> Do this:
Repeat each line of the material exactly.

##############################

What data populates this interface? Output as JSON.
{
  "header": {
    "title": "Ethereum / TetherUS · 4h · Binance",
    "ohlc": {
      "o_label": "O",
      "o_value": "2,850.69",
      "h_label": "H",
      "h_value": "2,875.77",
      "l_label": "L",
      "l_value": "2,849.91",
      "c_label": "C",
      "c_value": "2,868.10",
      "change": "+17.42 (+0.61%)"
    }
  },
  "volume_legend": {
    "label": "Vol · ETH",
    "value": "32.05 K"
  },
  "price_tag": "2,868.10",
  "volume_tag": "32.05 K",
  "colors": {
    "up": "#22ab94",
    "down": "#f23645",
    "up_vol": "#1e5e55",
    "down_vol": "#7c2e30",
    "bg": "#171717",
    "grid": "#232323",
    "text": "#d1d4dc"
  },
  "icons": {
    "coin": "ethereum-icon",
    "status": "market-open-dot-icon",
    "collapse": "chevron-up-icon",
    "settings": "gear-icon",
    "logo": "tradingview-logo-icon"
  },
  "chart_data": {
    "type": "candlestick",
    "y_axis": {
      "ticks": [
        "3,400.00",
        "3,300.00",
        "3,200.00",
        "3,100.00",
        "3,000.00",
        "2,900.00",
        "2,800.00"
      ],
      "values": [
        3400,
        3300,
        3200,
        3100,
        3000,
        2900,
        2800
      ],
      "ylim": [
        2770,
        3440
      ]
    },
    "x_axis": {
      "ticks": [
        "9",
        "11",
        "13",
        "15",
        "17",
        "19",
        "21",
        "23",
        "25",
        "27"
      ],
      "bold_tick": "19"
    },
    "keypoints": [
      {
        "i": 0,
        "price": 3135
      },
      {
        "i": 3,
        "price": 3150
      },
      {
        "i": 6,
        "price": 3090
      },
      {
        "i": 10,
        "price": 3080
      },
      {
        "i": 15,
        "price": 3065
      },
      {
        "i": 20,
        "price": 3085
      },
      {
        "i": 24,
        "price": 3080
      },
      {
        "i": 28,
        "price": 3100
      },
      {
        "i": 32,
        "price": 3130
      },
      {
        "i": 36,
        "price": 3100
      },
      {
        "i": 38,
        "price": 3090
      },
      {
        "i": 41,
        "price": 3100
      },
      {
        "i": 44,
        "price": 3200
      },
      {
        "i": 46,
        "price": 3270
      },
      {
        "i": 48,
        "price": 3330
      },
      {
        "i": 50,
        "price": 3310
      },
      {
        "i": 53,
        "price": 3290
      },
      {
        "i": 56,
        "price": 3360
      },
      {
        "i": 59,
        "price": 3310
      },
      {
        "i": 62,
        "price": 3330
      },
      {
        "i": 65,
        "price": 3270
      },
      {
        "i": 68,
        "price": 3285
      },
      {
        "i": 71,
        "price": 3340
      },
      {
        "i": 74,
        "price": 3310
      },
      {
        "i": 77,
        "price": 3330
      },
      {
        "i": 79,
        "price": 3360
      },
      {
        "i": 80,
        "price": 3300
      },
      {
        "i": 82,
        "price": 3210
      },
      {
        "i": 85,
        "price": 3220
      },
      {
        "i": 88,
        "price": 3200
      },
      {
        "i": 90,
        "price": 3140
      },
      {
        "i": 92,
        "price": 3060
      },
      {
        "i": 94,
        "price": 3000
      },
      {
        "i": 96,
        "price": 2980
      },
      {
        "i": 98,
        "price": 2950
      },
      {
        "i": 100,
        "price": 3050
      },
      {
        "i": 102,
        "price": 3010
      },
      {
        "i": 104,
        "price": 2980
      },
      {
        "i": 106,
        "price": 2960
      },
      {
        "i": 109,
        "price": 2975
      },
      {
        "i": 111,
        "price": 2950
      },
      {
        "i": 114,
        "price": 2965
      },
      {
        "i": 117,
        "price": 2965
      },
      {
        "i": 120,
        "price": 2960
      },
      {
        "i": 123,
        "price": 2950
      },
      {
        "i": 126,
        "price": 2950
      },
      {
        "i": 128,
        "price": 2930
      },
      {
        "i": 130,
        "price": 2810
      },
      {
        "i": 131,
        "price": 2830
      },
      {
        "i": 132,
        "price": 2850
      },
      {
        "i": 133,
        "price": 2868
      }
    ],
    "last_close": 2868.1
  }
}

##############################

> Written answer:
What data populates this interface? Output as JSON.
{
  "header": {
    "title": "Ethereum / TetherUS · 4h · Binance",
    "ohlc": {
      "o_label": "O",
      "o_value": "2,850.69",
      "h_label": "H",
      "h_value": "2,875.77",
      "l_label": "L",
      "l_value": "2,849.91",
      "c_label": "C",
      "c_value": "2,868.10",
      "change": "+17.42 (+0.61%)"
    }
  },
  "volume_legend": {
    "label": "Vol · ETH",
    "value": "32.05 K"
  },
  "price_tag": "2,868.10",
  "volume_tag": "32.05 K",
  "colors": {
    "up": "#22ab94",
    "down": "#f23645",
    "up_vol": "#1e5e55",
    "down_vol": "#7c2e30",
    "bg": "#171717",
    "grid": "#232323",
    "text": "#d1d4dc"
  },
  "icons": {
    "coin": "ethereum-icon",
    "status": "market-open-dot-icon",
    "collapse": "chevron-up-icon",
    "settings": "gear-icon",
    "logo": "tradingview-logo-icon"
  },
  "chart_data": {
    "type": "candlestick",
    "y_axis": {
      "ticks": [
        "3,400.00",
        "3,300.00",
        "3,200.00",
        "3,100.00",
        "3,000.00",
        "2,900.00",
        "2,800.00"
      ],
      "values": [
        3400,
        3300,
        3200,
        3100,
        3000,
        2900,
        2800
      ],
      "ylim": [
        2770,
        3440
      ]
    },
    "x_axis": {
      "ticks": [
        "9",
        "11",
        "13",
        "15",
        "17",
        "19",
        "21",
        "23",
        "25",
        "27"
      ],
      "bold_tick": "19"
    },
    "keypoints": [
      {
        "i": 0,
        "price": 3135
      },
      {
        "i": 3,
        "price": 3150
      },
      {
        "i": 6,
        "price": 3090
      },
      {
        "i": 10,
        "price": 3080
      },
      {
        "i": 15,
        "price": 3065
      },
      {
        "i": 20,
        "price": 3085
      },
      {
        "i": 24,
        "price": 3080
      },
      {
        "i": 28,
        "price": 3100
      },
      {
        "i": 32,
        "price": 3130
      },
      {
        "i": 36,
        "price": 3100
      },
      {
        "i": 38,
        "price": 3090
      },
      {
        "i": 41,
        "price": 3100
      },
      {
        "i": 44,
        "price": 3200
      },
      {
        "i": 46,
        "price": 3270
      },
      {
        "i": 48,
        "price": 3330
      },
      {
        "i": 50,
        "price": 3310
      },
      {
        "i": 53,
        "price": 3290
      },
      {
        "i": 56,
        "price": 3360
      },
      {
        "i": 59,
        "price": 3310
      },
      {
        "i": 62,
        "price": 3330
      },
      {
        "i": 65,
        "price": 3270
      },
      {
        "i": 68,
        "price": 3285
      },
      {
        "i": 71,
        "price": 3340
      },
      {
        "i": 74,
        "price": 3310
      },
      {
        "i": 77,
        "price": 3330
      },
      {
        "i": 79,
        "price": 3360
      },
      {
        "i": 80,
        "price": 3300
      },
      {
        "i": 82,
        "price": 3210
      },
      {
        "i": 85,
        "price": 3220
      },
      {
        "i": 88,
        "price": 3200
      },
      {
        "i": 90,
        "price": 3140
      },
      {
        "i": 92,
        "price": 3060
      },
      {
        "i": 94,
        "price": 3000
      },
      {
        "i": 96,
        "price": 2980
      },
      {
        "i": 98,
        "price": 2950
      },
      {
        "i": 100,
        "price": 3050
      },
      {
        "i": 102,
        "price": 3010
      },
      {
        "i": 104,
        "price": 2980
      },
      {
        "i": 106,
        "price": 2960
      },
      {
        "i": 109,
        "price": 2975
      },
      {
        "i": 111,
        "price": 2950
      },
      {
        "i": 114,
        "price": 2965
      },
      {
        "i": 117,
        "price": 2965
      },
      {
        "i": 120,
        "price": 2960
      },
      {
        "i": 123,
        "price": 2950
      },
      {
        "i": 126,
        "price": 2950
      },
      {
        "i": 128,
        "price": 2930
      },
      {
        "i": 130,
        "price": 2810
      },
      {
        "i": 131,
        "price": 2830
      },
      {
        "i": 132,
        "price": 2850
      },
      {
        "i": 133,
        "price": 2868
      }
    ],
    "last_close": 2868.1
  }
}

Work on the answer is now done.